#### TASK STATEMENT
Every line below that contains "上半年财务部工作总结与下半年工作计划" is to be copied.

#### SOURCE DATA
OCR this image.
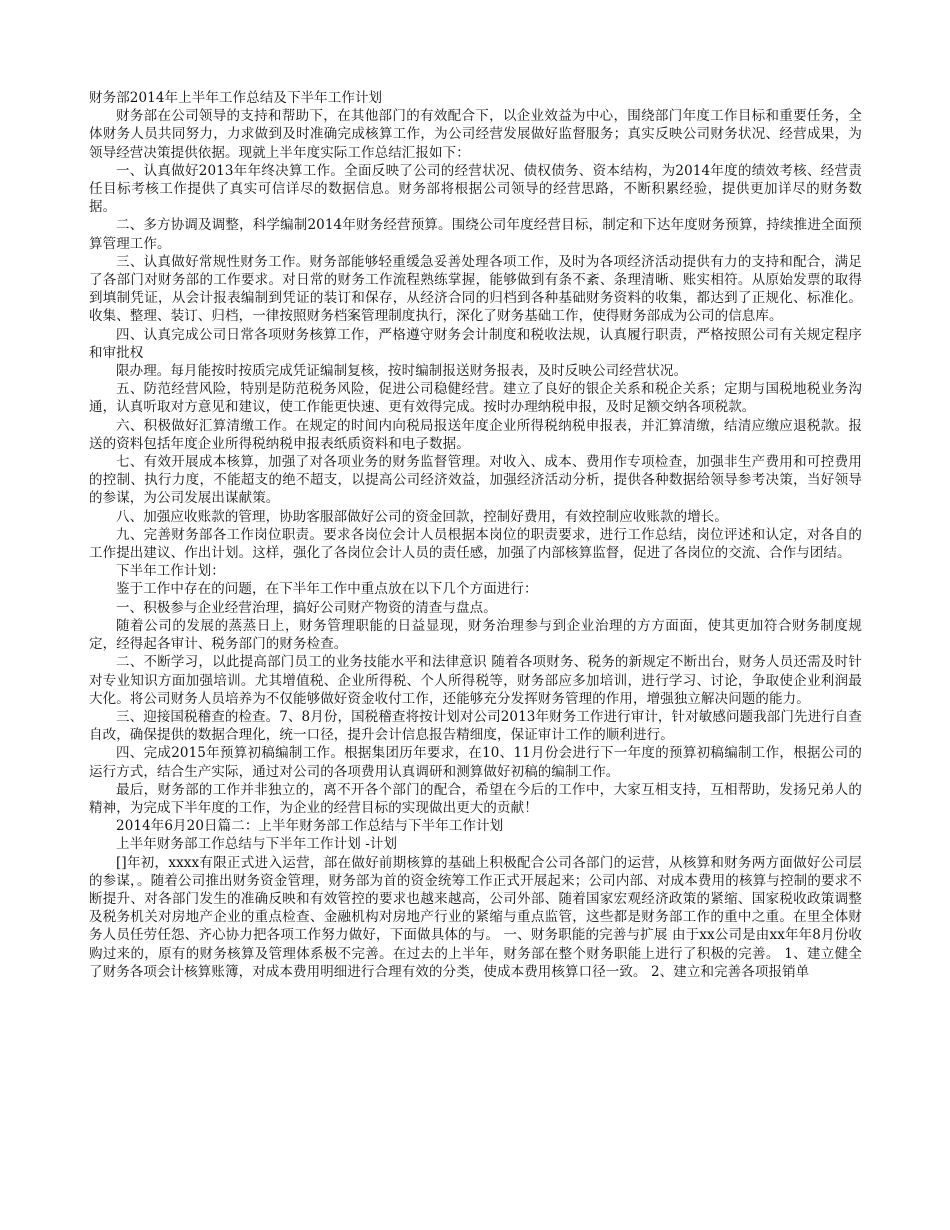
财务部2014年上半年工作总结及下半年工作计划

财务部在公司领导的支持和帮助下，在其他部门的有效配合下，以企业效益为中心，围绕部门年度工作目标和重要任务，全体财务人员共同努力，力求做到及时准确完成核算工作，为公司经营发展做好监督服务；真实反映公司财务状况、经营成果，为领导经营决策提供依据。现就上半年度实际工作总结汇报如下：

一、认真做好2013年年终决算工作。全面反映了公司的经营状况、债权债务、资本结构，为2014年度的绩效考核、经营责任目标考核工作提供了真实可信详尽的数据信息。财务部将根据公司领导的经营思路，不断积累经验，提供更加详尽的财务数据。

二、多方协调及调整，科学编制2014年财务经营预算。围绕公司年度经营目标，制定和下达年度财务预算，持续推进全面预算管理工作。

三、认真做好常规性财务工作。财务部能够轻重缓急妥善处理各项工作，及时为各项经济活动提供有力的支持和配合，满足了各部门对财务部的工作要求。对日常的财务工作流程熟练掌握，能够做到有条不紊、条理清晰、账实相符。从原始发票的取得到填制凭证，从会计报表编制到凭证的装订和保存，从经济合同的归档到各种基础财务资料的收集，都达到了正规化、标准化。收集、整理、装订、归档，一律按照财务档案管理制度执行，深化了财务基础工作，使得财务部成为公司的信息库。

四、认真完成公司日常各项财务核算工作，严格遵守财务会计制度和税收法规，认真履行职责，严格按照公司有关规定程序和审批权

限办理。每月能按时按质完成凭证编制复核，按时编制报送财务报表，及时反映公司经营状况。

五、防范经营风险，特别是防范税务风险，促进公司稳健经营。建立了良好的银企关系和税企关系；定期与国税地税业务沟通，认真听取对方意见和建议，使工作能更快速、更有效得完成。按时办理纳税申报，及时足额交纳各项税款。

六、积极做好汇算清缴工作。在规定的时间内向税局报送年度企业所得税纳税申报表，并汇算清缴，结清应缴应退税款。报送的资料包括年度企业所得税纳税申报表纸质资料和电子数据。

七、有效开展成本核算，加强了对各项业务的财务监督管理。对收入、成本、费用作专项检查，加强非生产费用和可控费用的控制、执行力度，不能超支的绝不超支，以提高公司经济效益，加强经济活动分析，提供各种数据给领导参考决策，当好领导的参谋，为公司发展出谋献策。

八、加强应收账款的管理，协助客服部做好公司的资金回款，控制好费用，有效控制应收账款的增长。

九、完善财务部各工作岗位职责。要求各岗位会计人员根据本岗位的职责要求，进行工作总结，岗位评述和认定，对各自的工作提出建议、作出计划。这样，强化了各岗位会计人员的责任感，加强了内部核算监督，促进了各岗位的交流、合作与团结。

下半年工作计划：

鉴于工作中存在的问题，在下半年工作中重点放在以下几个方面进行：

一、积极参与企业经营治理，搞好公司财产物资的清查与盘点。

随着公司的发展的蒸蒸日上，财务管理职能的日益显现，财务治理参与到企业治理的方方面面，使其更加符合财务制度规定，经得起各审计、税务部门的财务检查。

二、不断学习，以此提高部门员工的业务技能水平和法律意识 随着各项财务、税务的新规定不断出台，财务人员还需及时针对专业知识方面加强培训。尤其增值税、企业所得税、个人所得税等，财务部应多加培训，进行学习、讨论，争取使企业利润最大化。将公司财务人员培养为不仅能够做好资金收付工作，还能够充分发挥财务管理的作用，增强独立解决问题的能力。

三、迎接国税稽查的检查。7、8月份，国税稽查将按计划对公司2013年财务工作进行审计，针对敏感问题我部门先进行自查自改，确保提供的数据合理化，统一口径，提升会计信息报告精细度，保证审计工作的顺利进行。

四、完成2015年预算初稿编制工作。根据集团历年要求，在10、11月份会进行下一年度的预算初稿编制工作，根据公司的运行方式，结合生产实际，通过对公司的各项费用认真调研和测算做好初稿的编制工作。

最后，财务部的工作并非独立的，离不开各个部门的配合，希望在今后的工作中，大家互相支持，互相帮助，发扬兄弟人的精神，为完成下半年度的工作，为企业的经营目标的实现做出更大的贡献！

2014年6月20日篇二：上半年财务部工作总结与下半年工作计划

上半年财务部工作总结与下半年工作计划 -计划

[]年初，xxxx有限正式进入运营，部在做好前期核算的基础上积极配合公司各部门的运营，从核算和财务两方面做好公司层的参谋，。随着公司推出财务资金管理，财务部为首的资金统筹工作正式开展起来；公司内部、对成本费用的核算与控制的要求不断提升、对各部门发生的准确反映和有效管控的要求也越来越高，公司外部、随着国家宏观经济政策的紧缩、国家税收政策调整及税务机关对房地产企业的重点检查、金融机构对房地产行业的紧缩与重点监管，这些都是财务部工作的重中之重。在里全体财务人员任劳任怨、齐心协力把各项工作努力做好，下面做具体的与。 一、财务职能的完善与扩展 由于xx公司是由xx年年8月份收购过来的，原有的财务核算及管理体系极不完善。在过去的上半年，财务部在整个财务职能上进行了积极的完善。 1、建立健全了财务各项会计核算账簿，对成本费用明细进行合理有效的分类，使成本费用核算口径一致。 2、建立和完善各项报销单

#### OUTPUT BELOW
2014年6月20日篇二：上半年财务部工作总结与下半年工作计划
上半年财务部工作总结与下半年工作计划 -计划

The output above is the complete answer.